Euzu billahi mineşşeytanirracim Bismillahirrahmanir rahim
1, 2. Elif Lâm Râ. Bu Kur'an, Rablerinin izniyle insanları
karanlıklardan aydınlığa, mutlak güç sahibi ve övgüye layık, göklerdeki
ve yerdeki her şey kendisine ait olan Allah'ın yoluna çıkarman için
sana indirdiğimiz bir kitaptır. Şiddetli azaptan dolayı vay kafirlerin
haline.
3. Dünya hayatını ahirete tercih edenler, (insanları) Allah
yolundan çevirip onu eğri ve çelişkili göstermek isteyenler var ya,
işte onlar derin bir sapıklık içindedirler.
4. Biz her peygamberi, ancak kendi kavminin diliyle gönderdik ki,
onlara (Allah'ın emirlerini) iyice açıklasın. Allah dilediğini
saptırır, dilediğini de doğru yola iletir. O mutlak güç sahibidir,
hüküm ve hikmet sahibidir.
5. Andolsun, Mûsâ'yı da, "Kavmini karanlıklardan aydınlığa çıkar
ve onlara Allah'ın (geçmiş milletleri cezalandırdığı) günlerini
hatırlat" diye âyetlerimizle gönderdik. Şüphesiz bunda çok sabreden,
çok şükreden herkes için ibretler vardır.
6. Hani Mûsâ kavmine, "Allah'ın size olan nimetini anın. Hani O
sizi, Firavun ailesinden kurtarmıştı. Onlar sizi işkencenin en ağırına
uğratıyorlar, oğullarınızı boğazlayıp kadınlarınızı sağ bırakıyorlardı.
İşte bunda size Rabbinizden büyük bir imtihan vardır" demişti.
7. Hani Rabbiniz şöyle duyurmuştu: "Andolsun, eğer şükrederseniz
elbette size nimetimi artırırım. Eğer nankörlük ederseniz hiç şüphesiz
azabım çok şiddetlidir."
########################################
→ **Yapılacak işler**:
1 > Yukarıdaki Kur'an meali bölümünde "6. Hani Mûsâ" ifadesinden başlayıp "kadınlarınızı sağ bırakıyorlardı." ifadesine kadar inen kısmı olduğu gibi tekrar yazın.
2 > Yukarıdaki Kur'an meali parçasını son ayetten sonrasıyla sürdürün.

→ **Gösterilen veriler**:
########################################
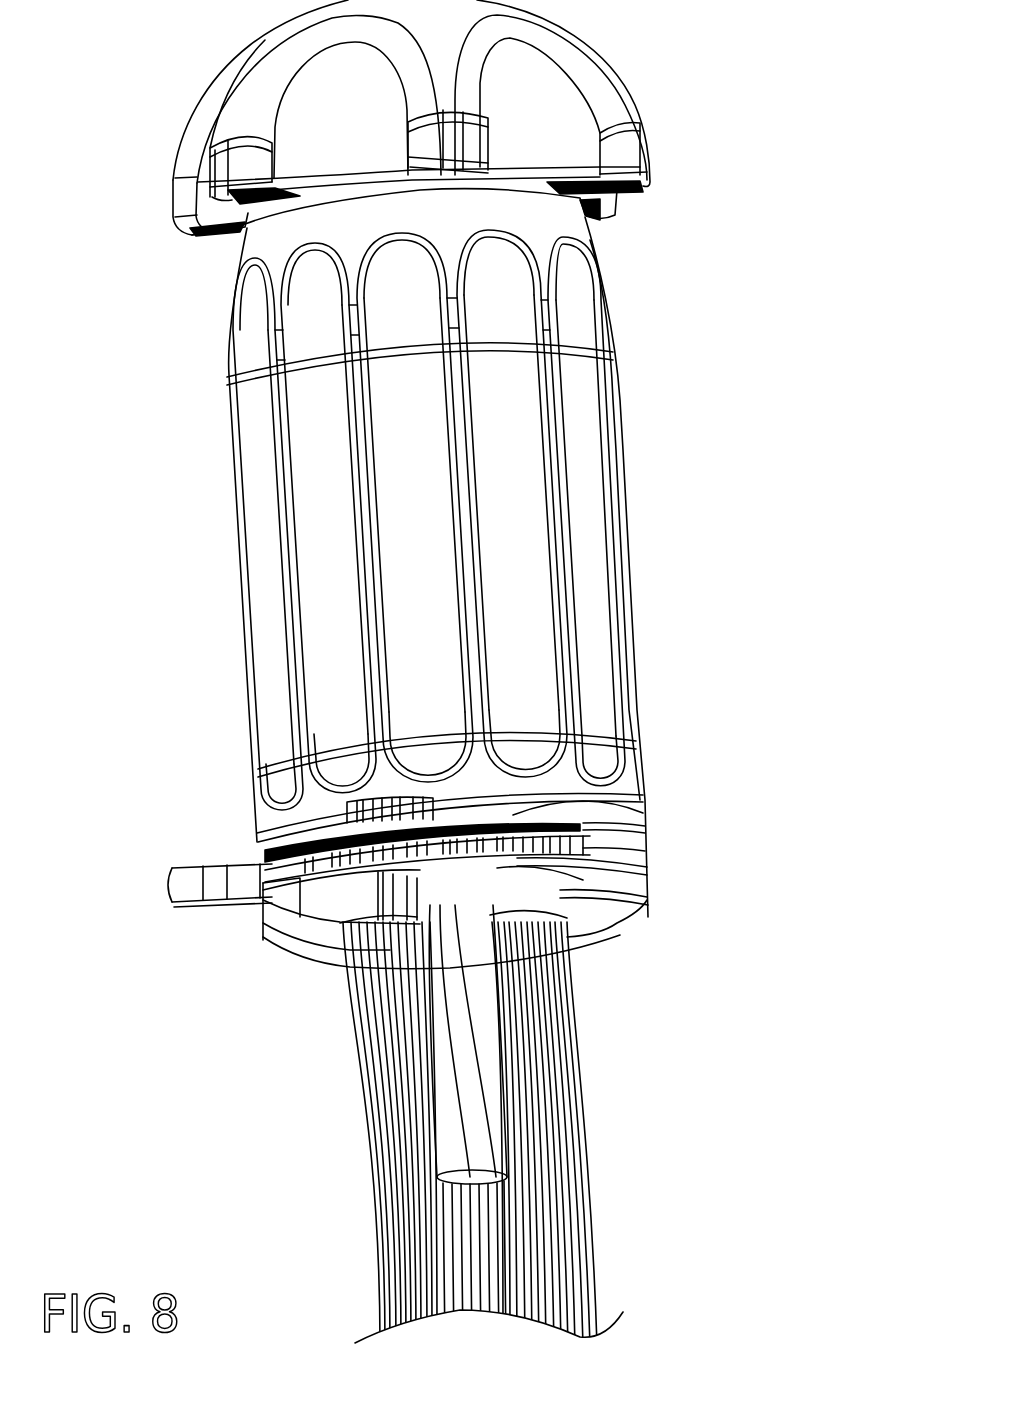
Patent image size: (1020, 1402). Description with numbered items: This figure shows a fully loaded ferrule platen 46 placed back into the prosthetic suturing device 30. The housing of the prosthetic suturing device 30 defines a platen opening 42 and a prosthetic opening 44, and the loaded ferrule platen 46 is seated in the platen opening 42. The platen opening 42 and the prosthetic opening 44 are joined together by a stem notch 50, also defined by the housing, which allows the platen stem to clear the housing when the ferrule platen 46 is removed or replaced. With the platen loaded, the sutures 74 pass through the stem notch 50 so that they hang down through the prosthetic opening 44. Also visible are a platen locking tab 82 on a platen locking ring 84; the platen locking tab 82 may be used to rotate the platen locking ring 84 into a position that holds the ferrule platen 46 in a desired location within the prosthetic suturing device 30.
########################################
→ **Yanıtlar**:
1 >
6. Hani Mûsâ kavmine, "Allah'ın size olan nimetini anın. Hani O
sizi, Firavun ailesinden kurtarmıştı. Onlar sizi işkencenin en ağırına
uğratıyorlar, oğullarınızı boğazlayıp kadınlarınızı sağ bırakıyorlardı.

2 >
8. Mûsâ şöyle dedi: "Siz ve yeryüzünde bulunanların hepsi
nankörlük etseniz de gerçek şu ki, Allah her bakımdan sınırsız
zengindir, övgüye layık olandır."
9. Sizden önceki Nûh, Âd, ve Semûd kavimlerinin ve onlardan
sonrakilerin –ki onları Allah'tan başkası bilmez- haberi size gelmedi
mi? Onlara peygamberleri mucizeler getirdiler de onlar (öfkeden
parmaklarını ısırmak için) ellerini ağızlarına götürüp, "Biz sizinle
gönderileni inkar ediyoruz. Bizi çağırdığınız şeyden de derin bir şüphe
içindeyiz" dediler.
10. Peygamberleri dedi ki: "Gökleri ve yeri yaratan Allah hakkında
şüphe mi var? (Halbuki) O, günahlarınızı bağışlamak ve sizi belli bir
zamana kadar ertelemek için sizi (imana) çağırıyor. Onlar, "Siz de
bizim gibi sadece birer insansınız. Bizi babalarımızın taptıklarından
alıkoymak istiyorsunuz. Öyleyse bize apaçık bir delil getirin" dediler.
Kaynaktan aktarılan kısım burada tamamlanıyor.